▶ [INPUT ROWS]:
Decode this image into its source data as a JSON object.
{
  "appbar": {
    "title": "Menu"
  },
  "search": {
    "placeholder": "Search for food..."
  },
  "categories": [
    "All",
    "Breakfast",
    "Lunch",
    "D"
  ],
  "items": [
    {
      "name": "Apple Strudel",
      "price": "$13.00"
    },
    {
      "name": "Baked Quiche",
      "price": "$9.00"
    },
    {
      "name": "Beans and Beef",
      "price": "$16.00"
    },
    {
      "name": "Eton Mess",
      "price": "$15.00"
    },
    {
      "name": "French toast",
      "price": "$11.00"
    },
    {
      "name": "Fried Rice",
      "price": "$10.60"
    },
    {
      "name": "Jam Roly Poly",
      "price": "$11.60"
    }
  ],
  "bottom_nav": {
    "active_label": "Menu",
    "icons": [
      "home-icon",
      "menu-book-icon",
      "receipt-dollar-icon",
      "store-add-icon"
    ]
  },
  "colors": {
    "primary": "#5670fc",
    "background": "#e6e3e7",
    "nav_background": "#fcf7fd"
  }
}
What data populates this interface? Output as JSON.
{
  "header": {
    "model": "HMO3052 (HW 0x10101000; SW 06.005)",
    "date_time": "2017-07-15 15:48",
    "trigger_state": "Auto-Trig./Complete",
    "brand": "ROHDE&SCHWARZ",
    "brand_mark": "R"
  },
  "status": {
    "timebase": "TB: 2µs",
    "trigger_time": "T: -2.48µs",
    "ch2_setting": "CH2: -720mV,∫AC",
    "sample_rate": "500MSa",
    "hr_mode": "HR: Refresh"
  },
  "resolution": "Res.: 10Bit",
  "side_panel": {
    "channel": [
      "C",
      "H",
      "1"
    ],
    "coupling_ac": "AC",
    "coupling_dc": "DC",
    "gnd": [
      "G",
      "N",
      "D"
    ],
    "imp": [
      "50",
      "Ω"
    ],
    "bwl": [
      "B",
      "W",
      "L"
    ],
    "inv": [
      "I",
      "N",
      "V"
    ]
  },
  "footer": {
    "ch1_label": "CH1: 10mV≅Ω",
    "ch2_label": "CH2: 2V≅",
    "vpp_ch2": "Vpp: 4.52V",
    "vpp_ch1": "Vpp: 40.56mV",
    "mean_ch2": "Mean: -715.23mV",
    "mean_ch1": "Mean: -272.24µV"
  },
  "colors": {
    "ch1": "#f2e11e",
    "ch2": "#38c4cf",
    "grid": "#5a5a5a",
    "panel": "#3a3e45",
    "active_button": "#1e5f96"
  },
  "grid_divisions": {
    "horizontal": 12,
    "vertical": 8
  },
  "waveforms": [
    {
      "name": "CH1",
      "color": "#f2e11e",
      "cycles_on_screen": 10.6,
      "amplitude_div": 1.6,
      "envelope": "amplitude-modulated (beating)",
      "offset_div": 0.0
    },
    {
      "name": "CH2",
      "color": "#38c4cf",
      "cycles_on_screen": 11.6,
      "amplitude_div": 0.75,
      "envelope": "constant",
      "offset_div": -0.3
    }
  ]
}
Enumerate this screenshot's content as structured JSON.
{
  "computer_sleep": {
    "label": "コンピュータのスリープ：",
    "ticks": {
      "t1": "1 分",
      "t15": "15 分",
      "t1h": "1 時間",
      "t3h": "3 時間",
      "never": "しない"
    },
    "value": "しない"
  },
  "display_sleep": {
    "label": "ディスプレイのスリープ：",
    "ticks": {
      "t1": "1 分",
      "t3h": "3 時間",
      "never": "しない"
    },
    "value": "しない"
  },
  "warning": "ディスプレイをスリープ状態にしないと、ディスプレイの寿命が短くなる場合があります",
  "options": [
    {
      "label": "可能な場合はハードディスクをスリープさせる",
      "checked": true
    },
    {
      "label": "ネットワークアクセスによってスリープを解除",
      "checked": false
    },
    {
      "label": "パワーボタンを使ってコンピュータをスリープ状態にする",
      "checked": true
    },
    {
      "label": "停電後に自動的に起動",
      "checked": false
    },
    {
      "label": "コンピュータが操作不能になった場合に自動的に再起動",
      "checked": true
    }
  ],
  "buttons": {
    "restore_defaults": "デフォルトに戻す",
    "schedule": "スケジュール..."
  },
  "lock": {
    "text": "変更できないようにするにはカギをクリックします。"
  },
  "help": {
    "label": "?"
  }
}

▶ [EXERCISE DETAILS]:
Above are the records; copy all of them exactly.

▶ [ANSWER IN FULL]:
Decode this image into its source data as a JSON object.
{
  "appbar": {
    "title": "Menu"
  },
  "search": {
    "placeholder": "Search for food..."
  },
  "categories": [
    "All",
    "Breakfast",
    "Lunch",
    "D"
  ],
  "items": [
    {
      "name": "Apple Strudel",
      "price": "$13.00"
    },
    {
      "name": "Baked Quiche",
      "price": "$9.00"
    },
    {
      "name": "Beans and Beef",
      "price": "$16.00"
    },
    {
      "name": "Eton Mess",
      "price": "$15.00"
    },
    {
      "name": "French toast",
      "price": "$11.00"
    },
    {
      "name": "Fried Rice",
      "price": "$10.60"
    },
    {
      "name": "Jam Roly Poly",
      "price": "$11.60"
    }
  ],
  "bottom_nav": {
    "active_label": "Menu",
    "icons": [
      "home-icon",
      "menu-book-icon",
      "receipt-dollar-icon",
      "store-add-icon"
    ]
  },
  "colors": {
    "primary": "#5670fc",
    "background": "#e6e3e7",
    "nav_background": "#fcf7fd"
  }
}
What data populates this interface? Output as JSON.
{
  "header": {
    "model": "HMO3052 (HW 0x10101000; SW 06.005)",
    "date_time": "2017-07-15 15:48",
    "trigger_state": "Auto-Trig./Complete",
    "brand": "ROHDE&SCHWARZ",
    "brand_mark": "R"
  },
  "status": {
    "timebase": "TB: 2µs",
    "trigger_time": "T: -2.48µs",
    "ch2_setting": "CH2: -720mV,∫AC",
    "sample_rate": "500MSa",
    "hr_mode": "HR: Refresh"
  },
  "resolution": "Res.: 10Bit",
  "side_panel": {
    "channel": [
      "C",
      "H",
      "1"
    ],
    "coupling_ac": "AC",
    "coupling_dc": "DC",
    "gnd": [
      "G",
      "N",
      "D"
    ],
    "imp": [
      "50",
      "Ω"
    ],
    "bwl": [
      "B",
      "W",
      "L"
    ],
    "inv": [
      "I",
      "N",
      "V"
    ]
  },
  "footer": {
    "ch1_label": "CH1: 10mV≅Ω",
    "ch2_label": "CH2: 2V≅",
    "vpp_ch2": "Vpp: 4.52V",
    "vpp_ch1": "Vpp: 40.56mV",
    "mean_ch2": "Mean: -715.23mV",
    "mean_ch1": "Mean: -272.24µV"
  },
  "colors": {
    "ch1": "#f2e11e",
    "ch2": "#38c4cf",
    "grid": "#5a5a5a",
    "panel": "#3a3e45",
    "active_button": "#1e5f96"
  },
  "grid_divisions": {
    "horizontal": 12,
    "vertical": 8
  },
  "waveforms": [
    {
      "name": "CH1",
      "color": "#f2e11e",
      "cycles_on_screen": 10.6,
      "amplitude_div": 1.6,
      "envelope": "amplitude-modulated (beating)",
      "offset_div": 0.0
    },
    {
      "name": "CH2",
      "color": "#38c4cf",
      "cycles_on_screen": 11.6,
      "amplitude_div": 0.75,
      "envelope": "constant",
      "offset_div": -0.3
    }
  ]
}
Enumerate this screenshot's content as structured JSON.
{
  "computer_sleep": {
    "label": "コンピュータのスリープ：",
    "ticks": {
      "t1": "1 分",
      "t15": "15 分",
      "t1h": "1 時間",
      "t3h": "3 時間",
      "never": "しない"
    },
    "value": "しない"
  },
  "display_sleep": {
    "label": "ディスプレイのスリープ：",
    "ticks": {
      "t1": "1 分",
      "t3h": "3 時間",
      "never": "しない"
    },
    "value": "しない"
  },
  "warning": "ディスプレイをスリープ状態にしないと、ディスプレイの寿命が短くなる場合があります",
  "options": [
    {
      "label": "可能な場合はハードディスクをスリープさせる",
      "checked": true
    },
    {
      "label": "ネットワークアクセスによってスリープを解除",
      "checked": false
    },
    {
      "label": "パワーボタンを使ってコンピュータをスリープ状態にする",
      "checked": true
    },
    {
      "label": "停電後に自動的に起動",
      "checked": false
    },
    {
      "label": "コンピュータが操作不能になった場合に自動的に再起動",
      "checked": true
    }
  ],
  "buttons": {
    "restore_defaults": "デフォルトに戻す",
    "schedule": "スケジュール..."
  },
  "lock": {
    "text": "変更できないようにするにはカギをクリックします。"
  },
  "help": {
    "label": "?"
  }
}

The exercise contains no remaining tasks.